Each record below should be repeated precisely as written.

>>>

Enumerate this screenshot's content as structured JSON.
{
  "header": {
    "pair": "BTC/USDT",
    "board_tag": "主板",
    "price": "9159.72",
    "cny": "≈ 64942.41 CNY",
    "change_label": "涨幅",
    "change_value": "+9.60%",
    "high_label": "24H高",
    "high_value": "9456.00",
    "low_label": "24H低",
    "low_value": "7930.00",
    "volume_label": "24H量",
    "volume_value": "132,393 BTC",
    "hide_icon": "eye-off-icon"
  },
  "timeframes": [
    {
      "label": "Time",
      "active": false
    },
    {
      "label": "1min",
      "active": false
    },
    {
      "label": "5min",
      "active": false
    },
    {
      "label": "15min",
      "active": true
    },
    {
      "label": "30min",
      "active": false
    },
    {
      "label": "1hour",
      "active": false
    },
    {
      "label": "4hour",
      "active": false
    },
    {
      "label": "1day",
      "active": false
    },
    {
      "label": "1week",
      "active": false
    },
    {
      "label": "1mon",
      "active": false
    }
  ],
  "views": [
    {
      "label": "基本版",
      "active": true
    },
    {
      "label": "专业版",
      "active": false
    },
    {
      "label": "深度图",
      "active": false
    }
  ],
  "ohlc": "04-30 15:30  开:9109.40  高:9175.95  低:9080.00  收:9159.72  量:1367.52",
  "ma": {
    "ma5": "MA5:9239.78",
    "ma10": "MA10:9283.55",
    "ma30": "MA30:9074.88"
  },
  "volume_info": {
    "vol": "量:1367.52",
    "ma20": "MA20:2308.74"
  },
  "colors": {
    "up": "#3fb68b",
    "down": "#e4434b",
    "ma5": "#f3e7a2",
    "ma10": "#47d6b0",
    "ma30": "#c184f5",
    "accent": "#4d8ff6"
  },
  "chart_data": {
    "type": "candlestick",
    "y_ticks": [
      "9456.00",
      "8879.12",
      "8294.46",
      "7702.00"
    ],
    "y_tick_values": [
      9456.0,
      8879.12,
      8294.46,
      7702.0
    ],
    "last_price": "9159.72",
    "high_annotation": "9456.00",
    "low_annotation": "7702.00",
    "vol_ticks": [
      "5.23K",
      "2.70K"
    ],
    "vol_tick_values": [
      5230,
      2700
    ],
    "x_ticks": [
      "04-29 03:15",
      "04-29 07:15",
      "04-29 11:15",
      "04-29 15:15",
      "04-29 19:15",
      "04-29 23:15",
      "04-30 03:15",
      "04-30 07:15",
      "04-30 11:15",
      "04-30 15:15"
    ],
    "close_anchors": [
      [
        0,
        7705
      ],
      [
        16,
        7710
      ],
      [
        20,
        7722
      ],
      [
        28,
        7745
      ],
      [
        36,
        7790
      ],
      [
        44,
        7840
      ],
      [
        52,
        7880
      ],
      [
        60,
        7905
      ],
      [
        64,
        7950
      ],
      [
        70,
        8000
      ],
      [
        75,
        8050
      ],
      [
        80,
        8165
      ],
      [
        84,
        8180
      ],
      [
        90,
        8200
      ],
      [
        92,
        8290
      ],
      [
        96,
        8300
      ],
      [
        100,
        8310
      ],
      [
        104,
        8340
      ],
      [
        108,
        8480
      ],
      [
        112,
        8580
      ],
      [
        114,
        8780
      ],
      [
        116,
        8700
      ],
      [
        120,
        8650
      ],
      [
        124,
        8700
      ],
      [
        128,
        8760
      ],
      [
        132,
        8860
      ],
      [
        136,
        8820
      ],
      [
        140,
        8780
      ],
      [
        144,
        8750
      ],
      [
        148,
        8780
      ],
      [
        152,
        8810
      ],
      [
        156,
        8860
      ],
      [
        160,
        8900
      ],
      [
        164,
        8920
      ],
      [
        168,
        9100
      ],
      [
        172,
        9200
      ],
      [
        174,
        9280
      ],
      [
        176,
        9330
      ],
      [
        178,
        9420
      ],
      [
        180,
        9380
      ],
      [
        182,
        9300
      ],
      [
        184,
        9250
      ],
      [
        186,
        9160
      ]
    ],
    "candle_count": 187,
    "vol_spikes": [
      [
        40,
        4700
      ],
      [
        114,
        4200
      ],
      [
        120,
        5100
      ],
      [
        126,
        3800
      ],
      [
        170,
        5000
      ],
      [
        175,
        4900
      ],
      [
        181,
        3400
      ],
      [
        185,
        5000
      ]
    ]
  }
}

<<<

= SOLUTION TO THIS EXERCISE =
Enumerate this screenshot's content as structured JSON.
{
  "header": {
    "pair": "BTC/USDT",
    "board_tag": "主板",
    "price": "9159.72",
    "cny": "≈ 64942.41 CNY",
    "change_label": "涨幅",
    "change_value": "+9.60%",
    "high_label": "24H高",
    "high_value": "9456.00",
    "low_label": "24H低",
    "low_value": "7930.00",
    "volume_label": "24H量",
    "volume_value": "132,393 BTC",
    "hide_icon": "eye-off-icon"
  },
  "timeframes": [
    {
      "label": "Time",
      "active": false
    },
    {
      "label": "1min",
      "active": false
    },
    {
      "label": "5min",
      "active": false
    },
    {
      "label": "15min",
      "active": true
    },
    {
      "label": "30min",
      "active": false
    },
    {
      "label": "1hour",
      "active": false
    },
    {
      "label": "4hour",
      "active": false
    },
    {
      "label": "1day",
      "active": false
    },
    {
      "label": "1week",
      "active": false
    },
    {
      "label": "1mon",
      "active": false
    }
  ],
  "views": [
    {
      "label": "基本版",
      "active": true
    },
    {
      "label": "专业版",
      "active": false
    },
    {
      "label": "深度图",
      "active": false
    }
  ],
  "ohlc": "04-30 15:30  开:9109.40  高:9175.95  低:9080.00  收:9159.72  量:1367.52",
  "ma": {
    "ma5": "MA5:9239.78",
    "ma10": "MA10:9283.55",
    "ma30": "MA30:9074.88"
  },
  "volume_info": {
    "vol": "量:1367.52",
    "ma20": "MA20:2308.74"
  },
  "colors": {
    "up": "#3fb68b",
    "down": "#e4434b",
    "ma5": "#f3e7a2",
    "ma10": "#47d6b0",
    "ma30": "#c184f5",
    "accent": "#4d8ff6"
  },
  "chart_data": {
    "type": "candlestick",
    "y_ticks": [
      "9456.00",
      "8879.12",
      "8294.46",
      "7702.00"
    ],
    "y_tick_values": [
      9456.0,
      8879.12,
      8294.46,
      7702.0
    ],
    "last_price": "9159.72",
    "high_annotation": "9456.00",
    "low_annotation": "7702.00",
    "vol_ticks": [
      "5.23K",
      "2.70K"
    ],
    "vol_tick_values": [
      5230,
      2700
    ],
    "x_ticks": [
      "04-29 03:15",
      "04-29 07:15",
      "04-29 11:15",
      "04-29 15:15",
      "04-29 19:15",
      "04-29 23:15",
      "04-30 03:15",
      "04-30 07:15",
      "04-30 11:15",
      "04-30 15:15"
    ],
    "close_anchors": [
      [
        0,
        7705
      ],
      [
        16,
        7710
      ],
      [
        20,
        7722
      ],
      [
        28,
        7745
      ],
      [
        36,
        7790
      ],
      [
        44,
        7840
      ],
      [
        52,
        7880
      ],
      [
        60,
        7905
      ],
      [
        64,
        7950
      ],
      [
        70,
        8000
      ],
      [
        75,
        8050
      ],
      [
        80,
        8165
      ],
      [
        84,
        8180
      ],
      [
        90,
        8200
      ],
      [
        92,
        8290
      ],
      [
        96,
        8300
      ],
      [
        100,
        8310
      ],
      [
        104,
        8340
      ],
      [
        108,
        8480
      ],
      [
        112,
        8580
      ],
      [
        114,
        8780
      ],
      [
        116,
        8700
      ],
      [
        120,
        8650
      ],
      [
        124,
        8700
      ],
      [
        128,
        8760
      ],
      [
        132,
        8860
      ],
      [
        136,
        8820
      ],
      [
        140,
        8780
      ],
      [
        144,
        8750
      ],
      [
        148,
        8780
      ],
      [
        152,
        8810
      ],
      [
        156,
        8860
      ],
      [
        160,
        8900
      ],
      [
        164,
        8920
      ],
      [
        168,
        9100
      ],
      [
        172,
        9200
      ],
      [
        174,
        9280
      ],
      [
        176,
        9330
      ],
      [
        178,
        9420
      ],
      [
        180,
        9380
      ],
      [
        182,
        9300
      ],
      [
        184,
        9250
      ],
      [
        186,
        9160
      ]
    ],
    "candle_count": 187,
    "vol_spikes": [
      [
        40,
        4700
      ],
      [
        114,
        4200
      ],
      [
        120,
        5100
      ],
      [
        126,
        3800
      ],
      [
        170,
        5000
      ],
      [
        175,
        4900
      ],
      [
        181,
        3400
      ],
      [
        185,
        5000
      ]
    ]
  }
}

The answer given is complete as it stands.